WHAT THE EXERCISE ASKS: In the entries below, find every line with "nfrisch" and copy it.

RECORDS TO PROCESS:
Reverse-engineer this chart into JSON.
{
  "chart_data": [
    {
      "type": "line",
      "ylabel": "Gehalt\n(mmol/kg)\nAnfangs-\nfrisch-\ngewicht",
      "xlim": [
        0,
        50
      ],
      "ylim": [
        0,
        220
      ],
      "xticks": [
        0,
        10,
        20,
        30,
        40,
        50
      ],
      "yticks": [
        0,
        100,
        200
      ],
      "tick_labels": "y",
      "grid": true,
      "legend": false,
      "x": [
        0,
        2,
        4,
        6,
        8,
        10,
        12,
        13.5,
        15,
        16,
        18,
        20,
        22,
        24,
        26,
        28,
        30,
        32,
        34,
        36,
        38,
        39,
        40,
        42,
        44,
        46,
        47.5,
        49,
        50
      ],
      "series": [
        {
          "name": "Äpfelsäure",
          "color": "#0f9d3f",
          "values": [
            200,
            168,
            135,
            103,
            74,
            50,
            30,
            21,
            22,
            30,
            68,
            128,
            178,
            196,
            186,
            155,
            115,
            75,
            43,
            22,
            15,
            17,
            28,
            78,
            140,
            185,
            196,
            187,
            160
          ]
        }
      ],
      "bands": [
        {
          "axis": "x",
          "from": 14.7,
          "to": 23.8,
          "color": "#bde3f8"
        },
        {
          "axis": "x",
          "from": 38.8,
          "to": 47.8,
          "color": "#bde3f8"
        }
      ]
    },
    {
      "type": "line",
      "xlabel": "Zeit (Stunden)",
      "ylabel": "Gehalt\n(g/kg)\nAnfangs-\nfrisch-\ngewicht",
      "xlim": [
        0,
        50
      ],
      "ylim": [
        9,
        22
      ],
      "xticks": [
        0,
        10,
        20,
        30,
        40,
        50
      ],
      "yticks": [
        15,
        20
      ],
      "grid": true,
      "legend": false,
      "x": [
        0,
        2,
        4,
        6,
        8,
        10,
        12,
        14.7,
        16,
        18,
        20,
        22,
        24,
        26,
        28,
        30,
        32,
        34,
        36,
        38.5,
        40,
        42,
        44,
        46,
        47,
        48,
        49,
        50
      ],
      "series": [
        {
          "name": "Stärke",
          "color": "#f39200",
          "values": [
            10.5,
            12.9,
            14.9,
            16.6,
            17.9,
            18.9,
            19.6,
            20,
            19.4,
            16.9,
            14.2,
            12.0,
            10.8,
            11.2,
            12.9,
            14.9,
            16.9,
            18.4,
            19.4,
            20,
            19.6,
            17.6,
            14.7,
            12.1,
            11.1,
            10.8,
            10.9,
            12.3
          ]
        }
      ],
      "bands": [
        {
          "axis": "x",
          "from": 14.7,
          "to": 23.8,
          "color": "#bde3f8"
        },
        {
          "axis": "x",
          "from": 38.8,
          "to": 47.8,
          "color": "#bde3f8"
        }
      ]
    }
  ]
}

WORKED ANSWER:
      "ylabel": "Gehalt\n(mmol/kg)\nAnfangs-\nfrisch-\ngewicht",
      "ylabel": "Gehalt\n(g/kg)\nAnfangs-\nfrisch-\ngewicht",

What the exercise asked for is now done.